§ **YOUR GOAL**:
Can you write out the lines unchanged, starting at the line that contains "panel: [100, 588, 898, 675]" and ending at the line that contains "time-tick-label: 04:10: [230, 779, 275, 796]", with both of those lines included?

§ **Lines from a data collection**:

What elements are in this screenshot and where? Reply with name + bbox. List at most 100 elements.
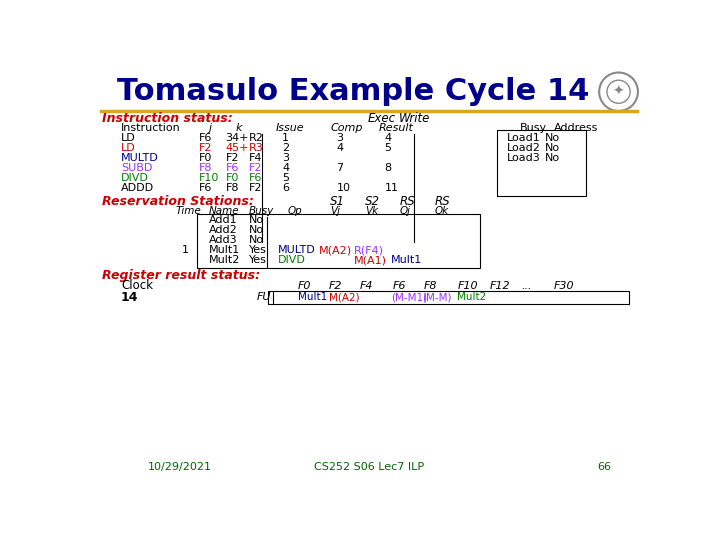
Text: No: No: [249, 215, 264, 225]
Text: Mult2: Mult2: [209, 255, 240, 265]
Text: Clock: Clock: [121, 279, 153, 292]
Text: Address: Address: [554, 123, 598, 133]
Text: F6: F6: [225, 163, 239, 173]
Text: 10: 10: [336, 183, 351, 193]
Text: RS: RS: [435, 195, 451, 208]
Text: MULTD: MULTD: [277, 245, 315, 255]
Text: 4: 4: [282, 163, 289, 173]
Text: Instruction: Instruction: [121, 123, 181, 133]
Text: F2: F2: [249, 183, 262, 193]
Text: 7: 7: [336, 163, 343, 173]
Text: Time: Time: [175, 206, 201, 216]
Text: Qj: Qj: [400, 206, 411, 216]
Text: R(F4): R(F4): [354, 245, 384, 255]
Text: F10: F10: [458, 281, 479, 291]
Text: Mult1: Mult1: [391, 255, 422, 265]
Text: M(A1): M(A1): [354, 255, 387, 265]
Text: DIVD: DIVD: [121, 173, 149, 183]
Text: F0: F0: [297, 281, 311, 291]
Text: Yes: Yes: [249, 245, 266, 255]
Text: Instruction status:: Instruction status:: [102, 112, 233, 125]
Text: F2: F2: [225, 153, 239, 163]
Text: F8: F8: [199, 163, 212, 173]
Text: 1: 1: [282, 133, 289, 143]
Text: 6: 6: [282, 183, 289, 193]
Text: (M-M1): (M-M1): [391, 292, 427, 302]
Text: Reservation Stations:: Reservation Stations:: [102, 195, 254, 208]
Text: 66: 66: [598, 462, 611, 472]
Text: Load2: Load2: [507, 143, 541, 153]
Text: Result: Result: [379, 123, 414, 133]
Text: DIVD: DIVD: [277, 255, 305, 265]
Text: No: No: [249, 235, 264, 245]
Text: Load1: Load1: [507, 133, 541, 143]
Text: No: No: [249, 225, 264, 235]
Text: LD: LD: [121, 133, 136, 143]
Text: Load3: Load3: [507, 153, 541, 163]
Text: F30: F30: [554, 281, 574, 291]
Text: F0: F0: [225, 173, 239, 183]
Text: 1: 1: [181, 245, 189, 255]
Text: ✦: ✦: [613, 85, 624, 99]
Text: ADDD: ADDD: [121, 183, 154, 193]
Text: F8: F8: [423, 281, 437, 291]
Text: 10/29/2021: 10/29/2021: [148, 462, 212, 472]
Text: 8: 8: [384, 163, 392, 173]
Text: Mult1: Mult1: [209, 245, 240, 255]
Text: 3: 3: [336, 133, 343, 143]
Text: 14: 14: [121, 291, 138, 304]
Text: CS252 S06 Lec7 ILP: CS252 S06 Lec7 ILP: [314, 462, 424, 472]
Text: j: j: [208, 123, 211, 133]
Text: No: No: [545, 133, 560, 143]
Text: F6: F6: [249, 173, 262, 183]
Text: RS: RS: [400, 195, 415, 208]
Text: Add1: Add1: [209, 215, 237, 225]
Text: 5: 5: [384, 143, 392, 153]
Text: F10: F10: [199, 173, 219, 183]
Text: F0: F0: [199, 153, 212, 163]
Text: ...: ...: [522, 281, 532, 291]
Text: LD: LD: [121, 143, 136, 153]
Text: Mult1: Mult1: [297, 292, 327, 302]
Text: k: k: [235, 123, 242, 133]
Text: Busy: Busy: [520, 123, 547, 133]
Text: Tomasulo Example Cycle 14: Tomasulo Example Cycle 14: [117, 77, 590, 106]
Text: F6: F6: [199, 183, 212, 193]
Text: No: No: [545, 143, 560, 153]
Text: Comp: Comp: [330, 123, 363, 133]
Text: Write: Write: [398, 112, 430, 125]
Text: R2: R2: [249, 133, 264, 143]
Text: No: No: [545, 153, 560, 163]
Text: MULTD: MULTD: [121, 153, 158, 163]
Text: F12: F12: [490, 281, 510, 291]
Text: F8: F8: [225, 183, 239, 193]
Text: Issue: Issue: [276, 123, 305, 133]
Text: M(A2): M(A2): [319, 245, 352, 255]
Text: 2: 2: [282, 143, 289, 153]
Text: Vk: Vk: [365, 206, 378, 216]
Text: Qk: Qk: [435, 206, 449, 216]
Text: F6: F6: [392, 281, 406, 291]
Text: F6: F6: [199, 133, 212, 143]
Text: S1: S1: [330, 195, 346, 208]
Text: 5: 5: [282, 173, 289, 183]
Text: Register result status:: Register result status:: [102, 269, 261, 282]
Text: S2: S2: [365, 195, 380, 208]
Text: 11: 11: [384, 183, 398, 193]
Text: Name: Name: [209, 206, 239, 216]
Text: 4: 4: [384, 133, 392, 143]
Text: (M-M): (M-M): [422, 292, 451, 302]
Text: Mult2: Mult2: [456, 292, 486, 302]
Text: SUBD: SUBD: [121, 163, 153, 173]
Text: F2: F2: [199, 143, 212, 153]
Text: F4: F4: [360, 281, 373, 291]
Text: R3: R3: [249, 143, 264, 153]
Text: Add2: Add2: [209, 225, 238, 235]
Text: Op: Op: [287, 206, 302, 216]
Text: 45+: 45+: [225, 143, 249, 153]
Text: Busy: Busy: [249, 206, 274, 216]
Text: Vj: Vj: [330, 206, 341, 216]
Text: Exec: Exec: [367, 112, 395, 125]
Text: F2: F2: [249, 163, 262, 173]
Text: 3: 3: [282, 153, 289, 163]
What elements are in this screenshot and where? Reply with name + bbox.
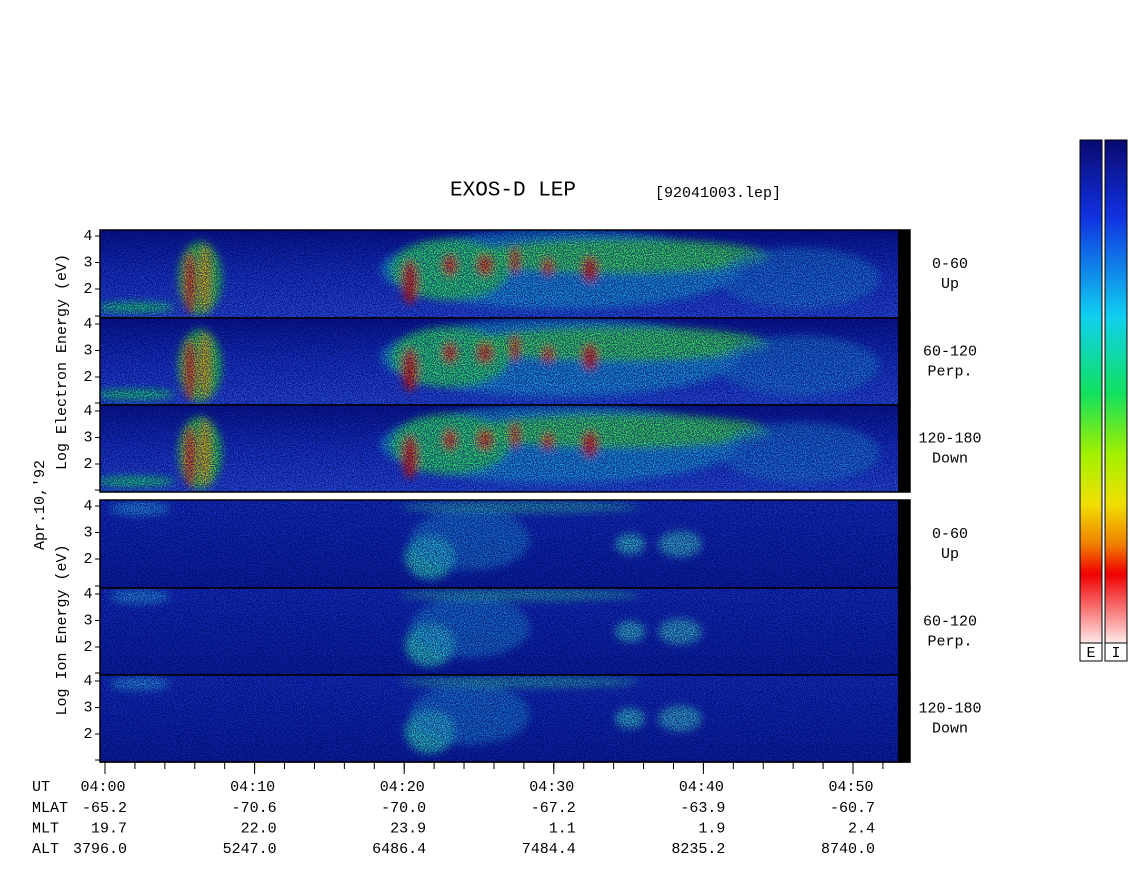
panel: [100, 588, 898, 675]
energy-tick-label: 2: [83, 456, 92, 473]
time-axis: UT 04:00 04:10 04:20 04:30 04:40 04:50 MLAT -65.…: [32, 761, 910, 858]
pitch-label: 120-180: [918, 430, 981, 447]
row-value: -65.2: [82, 800, 127, 817]
row-value: -70.6: [232, 800, 277, 817]
energy-tick-label: 2: [83, 369, 92, 386]
spectrograms: 4 3 2 0-60 Up 4 3 2 60-120 Perp. 4 3 2 120-180 Down 4 3 2…: [83, 228, 982, 763]
right-strip: [898, 230, 910, 318]
energy-tick-label: 3: [83, 612, 92, 629]
pitch-label: 0-60: [932, 256, 968, 273]
row-value: 8740.0: [821, 841, 875, 858]
row-value: 1.1: [549, 820, 576, 837]
right-strip: [898, 588, 910, 675]
date-label: Apr.10,'92: [32, 460, 49, 550]
row-value: 22.0: [241, 820, 277, 837]
energy-tick-label: 4: [83, 586, 92, 603]
row-value: 6486.4: [372, 841, 426, 858]
colorbar-label: I: [1111, 645, 1120, 662]
row-value: 8235.2: [671, 841, 725, 858]
time-tick-label: 04:30: [529, 779, 574, 796]
direction-label: Up: [941, 546, 959, 563]
energy-tick-label: 4: [83, 673, 92, 690]
ion-axis-label: Log Ion Energy (eV): [54, 544, 71, 715]
colorbars: E I: [1079, 139, 1128, 662]
row-value: 5247.0: [223, 841, 277, 858]
right-strip: [898, 675, 910, 762]
energy-tick-label: 4: [83, 498, 92, 515]
row-value: -60.7: [830, 800, 875, 817]
energy-tick-label: 4: [83, 228, 92, 245]
time-tick-label: 04:10: [230, 779, 275, 796]
row-value: 3796.0: [73, 841, 127, 858]
electron-axis-label: Log Electron Energy (eV): [54, 254, 71, 470]
time-tick-label: 04:20: [380, 779, 425, 796]
time-tick-label: 04:40: [679, 779, 724, 796]
direction-label: Down: [932, 450, 968, 467]
energy-tick-label: 3: [83, 699, 92, 716]
energy-tick-label: 3: [83, 429, 92, 446]
time-axis-label: UT: [32, 779, 50, 796]
file-name: [92041003.lep]: [655, 185, 781, 202]
noise: [100, 230, 898, 318]
pitch-label: 0-60: [932, 526, 968, 543]
energy-tick-label: 3: [83, 342, 92, 359]
energy-tick-label: 3: [83, 254, 92, 271]
panel: [100, 675, 898, 762]
colorbar-label: E: [1086, 645, 1095, 662]
energy-tick-label: 2: [83, 551, 92, 568]
energy-tick-label: 3: [83, 524, 92, 541]
right-strip: [898, 405, 910, 492]
pitch-label: 60-120: [923, 343, 977, 360]
row-value: 2.4: [848, 820, 875, 837]
panel: [100, 500, 898, 588]
row-value: 23.9: [390, 820, 426, 837]
row-name: MLT: [32, 820, 59, 837]
energy-tick-label: 2: [83, 281, 92, 298]
energy-tick-label: 4: [83, 316, 92, 333]
row-name: MLAT: [32, 800, 68, 817]
row-value: -63.9: [680, 800, 725, 817]
panel: [100, 230, 898, 318]
title: EXOS-D LEP: [450, 180, 576, 203]
direction-label: Down: [932, 720, 968, 737]
colorbar-label-box: [1104, 642, 1128, 662]
row-value: -67.2: [531, 800, 576, 817]
right-strip: [898, 318, 910, 405]
colorbar: [1104, 139, 1128, 646]
panel: [100, 405, 898, 492]
direction-label: Perp.: [927, 633, 972, 650]
row-value: 1.9: [698, 820, 725, 837]
noise: [100, 588, 898, 675]
panel: [100, 318, 898, 405]
energy-tick-label: 2: [83, 726, 92, 743]
pitch-label: 60-120: [923, 613, 977, 630]
direction-label: Up: [941, 276, 959, 293]
noise: [100, 500, 898, 588]
colorbar-label-box: [1079, 642, 1103, 662]
colorbar: [1079, 139, 1103, 646]
row-value: 7484.4: [522, 841, 576, 858]
panel-frame: [99, 404, 911, 493]
row-value: -70.0: [381, 800, 426, 817]
energy-tick-label: 4: [83, 403, 92, 420]
noise: [100, 675, 898, 762]
row-value: 19.7: [91, 820, 127, 837]
row-name: ALT: [32, 841, 59, 858]
time-tick-label: 04:00: [80, 779, 125, 796]
noise: [100, 318, 898, 405]
direction-label: Perp.: [927, 363, 972, 380]
energy-tick-label: 2: [83, 639, 92, 656]
pitch-label: 120-180: [918, 700, 981, 717]
right-strip: [898, 500, 910, 588]
noise: [100, 405, 898, 492]
time-tick-label: 04:50: [828, 779, 873, 796]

§ **RESPONSE TO THE TASK**:
panel: [100, 588, 898, 675]
energy-tick-label: 2: [83, 456, 92, 473]
time-axis: UT 04:00 04:10 04:20 04:30 04:40 04:50 MLAT -65.…: [32, 761, 910, 858]
pitch-label: 120-180: [918, 430, 981, 447]
row-value: -65.2: [82, 800, 127, 817]
row-value: -70.6: [232, 800, 277, 817]
energy-tick-label: 2: [83, 369, 92, 386]
spectrograms: 4 3 2 0-60 Up 4 3 2 60-120 Perp. 4 3 2 120-180 Down 4 3 2…: [83, 228, 982, 763]
right-strip: [898, 230, 910, 318]
energy-tick-label: 3: [83, 612, 92, 629]
pitch-label: 0-60: [932, 256, 968, 273]
row-value: 8740.0: [821, 841, 875, 858]
row-value: 1.1: [549, 820, 576, 837]
right-strip: [898, 588, 910, 675]
date-label: Apr.10,'92: [32, 460, 49, 550]
row-value: 22.0: [241, 820, 277, 837]
energy-tick-label: 4: [83, 586, 92, 603]
row-value: 6486.4: [372, 841, 426, 858]
colorbar-label: I: [1111, 645, 1120, 662]
row-value: 8235.2: [671, 841, 725, 858]
time-tick-label: 04:30: [529, 779, 574, 796]
direction-label: Up: [941, 546, 959, 563]
energy-tick-label: 4: [83, 673, 92, 690]
ion-axis-label: Log Ion Energy (eV): [54, 544, 71, 715]
colorbars: E I: [1079, 139, 1128, 662]
row-value: 5247.0: [223, 841, 277, 858]
right-strip: [898, 675, 910, 762]
energy-tick-label: 4: [83, 498, 92, 515]
row-value: -60.7: [830, 800, 875, 817]
energy-tick-label: 4: [83, 228, 92, 245]
time-tick-label: 04:10: [230, 779, 275, 796]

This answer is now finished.